- What this task involves -
Each record below should be repeated precisely as written.

START

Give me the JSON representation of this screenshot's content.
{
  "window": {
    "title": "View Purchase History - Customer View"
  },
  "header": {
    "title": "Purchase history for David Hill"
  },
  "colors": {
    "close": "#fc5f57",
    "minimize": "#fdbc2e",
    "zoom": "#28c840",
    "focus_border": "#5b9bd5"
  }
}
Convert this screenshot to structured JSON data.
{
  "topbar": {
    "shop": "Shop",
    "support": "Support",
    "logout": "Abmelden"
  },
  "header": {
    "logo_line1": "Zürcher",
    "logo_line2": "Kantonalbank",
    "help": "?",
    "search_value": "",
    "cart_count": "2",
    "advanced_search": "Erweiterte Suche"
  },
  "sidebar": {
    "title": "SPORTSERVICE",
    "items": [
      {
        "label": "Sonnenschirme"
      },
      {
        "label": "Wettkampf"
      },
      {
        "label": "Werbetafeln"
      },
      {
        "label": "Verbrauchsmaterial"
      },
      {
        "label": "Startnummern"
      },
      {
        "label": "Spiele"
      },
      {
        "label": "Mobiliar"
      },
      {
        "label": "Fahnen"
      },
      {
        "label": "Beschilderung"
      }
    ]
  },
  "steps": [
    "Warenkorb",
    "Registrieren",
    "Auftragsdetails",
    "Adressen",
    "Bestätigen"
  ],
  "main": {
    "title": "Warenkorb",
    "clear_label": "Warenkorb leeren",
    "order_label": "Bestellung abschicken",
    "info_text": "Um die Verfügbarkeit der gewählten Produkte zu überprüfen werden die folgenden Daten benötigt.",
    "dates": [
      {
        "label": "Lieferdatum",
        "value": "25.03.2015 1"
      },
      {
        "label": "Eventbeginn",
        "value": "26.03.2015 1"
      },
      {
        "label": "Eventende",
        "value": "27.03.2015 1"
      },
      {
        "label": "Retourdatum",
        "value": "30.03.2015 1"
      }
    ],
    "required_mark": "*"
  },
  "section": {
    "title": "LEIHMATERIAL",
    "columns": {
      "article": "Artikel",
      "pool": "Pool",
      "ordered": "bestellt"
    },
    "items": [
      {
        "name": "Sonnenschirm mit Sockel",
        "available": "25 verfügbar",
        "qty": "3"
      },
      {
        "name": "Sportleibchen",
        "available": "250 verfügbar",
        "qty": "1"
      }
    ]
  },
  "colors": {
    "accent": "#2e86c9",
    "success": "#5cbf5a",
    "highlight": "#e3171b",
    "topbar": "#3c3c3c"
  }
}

END

- Response -
Give me the JSON representation of this screenshot's content.
{
  "window": {
    "title": "View Purchase History - Customer View"
  },
  "header": {
    "title": "Purchase history for David Hill"
  },
  "colors": {
    "close": "#fc5f57",
    "minimize": "#fdbc2e",
    "zoom": "#28c840",
    "focus_border": "#5b9bd5"
  }
}
Convert this screenshot to structured JSON data.
{
  "topbar": {
    "shop": "Shop",
    "support": "Support",
    "logout": "Abmelden"
  },
  "header": {
    "logo_line1": "Zürcher",
    "logo_line2": "Kantonalbank",
    "help": "?",
    "search_value": "",
    "cart_count": "2",
    "advanced_search": "Erweiterte Suche"
  },
  "sidebar": {
    "title": "SPORTSERVICE",
    "items": [
      {
        "label": "Sonnenschirme"
      },
      {
        "label": "Wettkampf"
      },
      {
        "label": "Werbetafeln"
      },
      {
        "label": "Verbrauchsmaterial"
      },
      {
        "label": "Startnummern"
      },
      {
        "label": "Spiele"
      },
      {
        "label": "Mobiliar"
      },
      {
        "label": "Fahnen"
      },
      {
        "label": "Beschilderung"
      }
    ]
  },
  "steps": [
    "Warenkorb",
    "Registrieren",
    "Auftragsdetails",
    "Adressen",
    "Bestätigen"
  ],
  "main": {
    "title": "Warenkorb",
    "clear_label": "Warenkorb leeren",
    "order_label": "Bestellung abschicken",
    "info_text": "Um die Verfügbarkeit der gewählten Produkte zu überprüfen werden die folgenden Daten benötigt.",
    "dates": [
      {
        "label": "Lieferdatum",
        "value": "25.03.2015 1"
      },
      {
        "label": "Eventbeginn",
        "value": "26.03.2015 1"
      },
      {
        "label": "Eventende",
        "value": "27.03.2015 1"
      },
      {
        "label": "Retourdatum",
        "value": "30.03.2015 1"
      }
    ],
    "required_mark": "*"
  },
  "section": {
    "title": "LEIHMATERIAL",
    "columns": {
      "article": "Artikel",
      "pool": "Pool",
      "ordered": "bestellt"
    },
    "items": [
      {
        "name": "Sonnenschirm mit Sockel",
        "available": "25 verfügbar",
        "qty": "3"
      },
      {
        "name": "Sportleibchen",
        "available": "250 verfügbar",
        "qty": "1"
      }
    ]
  },
  "colors": {
    "accent": "#2e86c9",
    "success": "#5cbf5a",
    "highlight": "#e3171b",
    "topbar": "#3c3c3c"
  }
}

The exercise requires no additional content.